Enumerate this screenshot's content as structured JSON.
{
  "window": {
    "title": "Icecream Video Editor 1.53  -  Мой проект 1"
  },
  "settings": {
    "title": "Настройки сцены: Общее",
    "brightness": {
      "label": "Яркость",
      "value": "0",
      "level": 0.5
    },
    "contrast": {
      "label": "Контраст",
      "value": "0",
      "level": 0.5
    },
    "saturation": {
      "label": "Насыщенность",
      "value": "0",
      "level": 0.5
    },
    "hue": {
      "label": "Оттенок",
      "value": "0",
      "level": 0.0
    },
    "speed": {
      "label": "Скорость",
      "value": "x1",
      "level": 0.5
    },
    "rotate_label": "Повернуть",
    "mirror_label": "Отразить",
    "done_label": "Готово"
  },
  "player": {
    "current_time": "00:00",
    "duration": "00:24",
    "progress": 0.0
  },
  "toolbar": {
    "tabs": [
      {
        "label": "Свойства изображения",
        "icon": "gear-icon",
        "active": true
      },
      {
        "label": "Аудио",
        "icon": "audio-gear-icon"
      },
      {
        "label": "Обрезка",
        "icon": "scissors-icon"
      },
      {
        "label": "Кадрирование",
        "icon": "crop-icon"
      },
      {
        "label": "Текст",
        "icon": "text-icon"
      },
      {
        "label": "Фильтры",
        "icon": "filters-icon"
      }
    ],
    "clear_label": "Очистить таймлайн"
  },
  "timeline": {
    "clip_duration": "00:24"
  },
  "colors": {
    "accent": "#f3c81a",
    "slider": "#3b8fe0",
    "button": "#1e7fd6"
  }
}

★ ★ ★ ★

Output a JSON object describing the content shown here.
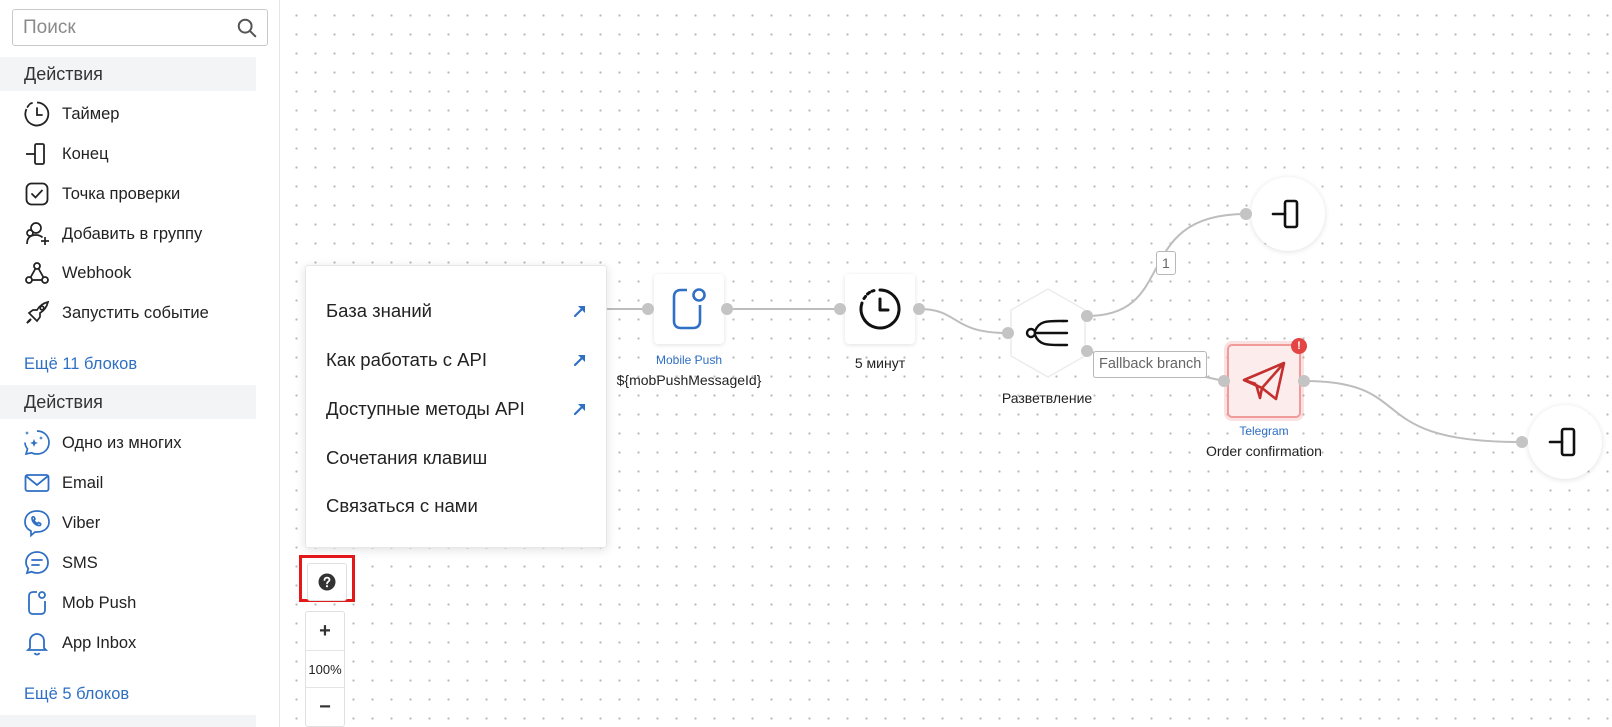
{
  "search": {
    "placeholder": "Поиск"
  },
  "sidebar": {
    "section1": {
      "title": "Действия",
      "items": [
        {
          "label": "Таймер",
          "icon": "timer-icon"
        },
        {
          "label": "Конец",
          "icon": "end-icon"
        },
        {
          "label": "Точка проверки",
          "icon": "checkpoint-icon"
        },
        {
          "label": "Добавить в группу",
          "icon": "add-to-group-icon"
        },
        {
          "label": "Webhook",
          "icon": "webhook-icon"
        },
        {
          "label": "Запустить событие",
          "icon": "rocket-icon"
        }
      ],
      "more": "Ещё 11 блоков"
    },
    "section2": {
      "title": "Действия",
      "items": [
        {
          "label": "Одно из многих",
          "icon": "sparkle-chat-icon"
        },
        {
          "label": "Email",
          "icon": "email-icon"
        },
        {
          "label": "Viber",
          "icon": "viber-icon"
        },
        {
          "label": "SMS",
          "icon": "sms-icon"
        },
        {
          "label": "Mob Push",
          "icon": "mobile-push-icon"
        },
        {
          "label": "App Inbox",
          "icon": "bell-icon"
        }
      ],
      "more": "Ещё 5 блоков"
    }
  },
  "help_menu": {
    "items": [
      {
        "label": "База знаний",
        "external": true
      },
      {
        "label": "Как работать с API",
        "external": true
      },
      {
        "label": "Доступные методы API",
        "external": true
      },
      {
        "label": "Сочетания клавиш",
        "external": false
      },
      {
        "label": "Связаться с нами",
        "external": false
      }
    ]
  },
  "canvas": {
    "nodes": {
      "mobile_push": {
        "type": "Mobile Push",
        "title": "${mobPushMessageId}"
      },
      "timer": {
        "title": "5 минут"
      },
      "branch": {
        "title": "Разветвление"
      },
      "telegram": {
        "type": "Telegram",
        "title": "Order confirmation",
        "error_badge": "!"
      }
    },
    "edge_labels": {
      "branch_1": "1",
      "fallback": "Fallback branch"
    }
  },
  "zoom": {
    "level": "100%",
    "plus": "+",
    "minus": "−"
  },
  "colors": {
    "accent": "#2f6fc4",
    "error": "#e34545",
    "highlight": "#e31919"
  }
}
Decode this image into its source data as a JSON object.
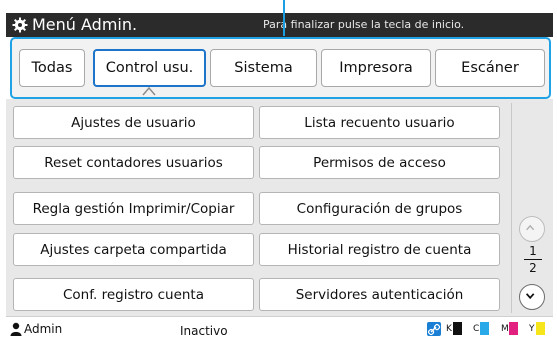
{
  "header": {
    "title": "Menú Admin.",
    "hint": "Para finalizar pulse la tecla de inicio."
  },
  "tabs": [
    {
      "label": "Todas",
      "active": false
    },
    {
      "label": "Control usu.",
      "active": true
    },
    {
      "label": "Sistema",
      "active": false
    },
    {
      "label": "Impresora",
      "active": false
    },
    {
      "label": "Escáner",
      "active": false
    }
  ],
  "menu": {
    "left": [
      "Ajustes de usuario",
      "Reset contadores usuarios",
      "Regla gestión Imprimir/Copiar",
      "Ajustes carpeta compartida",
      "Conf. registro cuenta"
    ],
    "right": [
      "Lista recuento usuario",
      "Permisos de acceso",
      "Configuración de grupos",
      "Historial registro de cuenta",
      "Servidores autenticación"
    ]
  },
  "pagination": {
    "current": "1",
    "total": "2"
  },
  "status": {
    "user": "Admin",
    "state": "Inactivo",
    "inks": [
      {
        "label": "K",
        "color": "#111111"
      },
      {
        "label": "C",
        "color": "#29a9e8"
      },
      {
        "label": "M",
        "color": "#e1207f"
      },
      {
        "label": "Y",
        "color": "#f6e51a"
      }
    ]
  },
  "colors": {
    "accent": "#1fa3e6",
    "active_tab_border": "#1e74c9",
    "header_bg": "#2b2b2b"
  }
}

★ ★ ★ ★

> [TO DO] Look for "Ajustes" and pull out every line that has it.

> [FINAL RESULT]
      "Ajustes de usuario",
      "Ajustes carpeta compartida",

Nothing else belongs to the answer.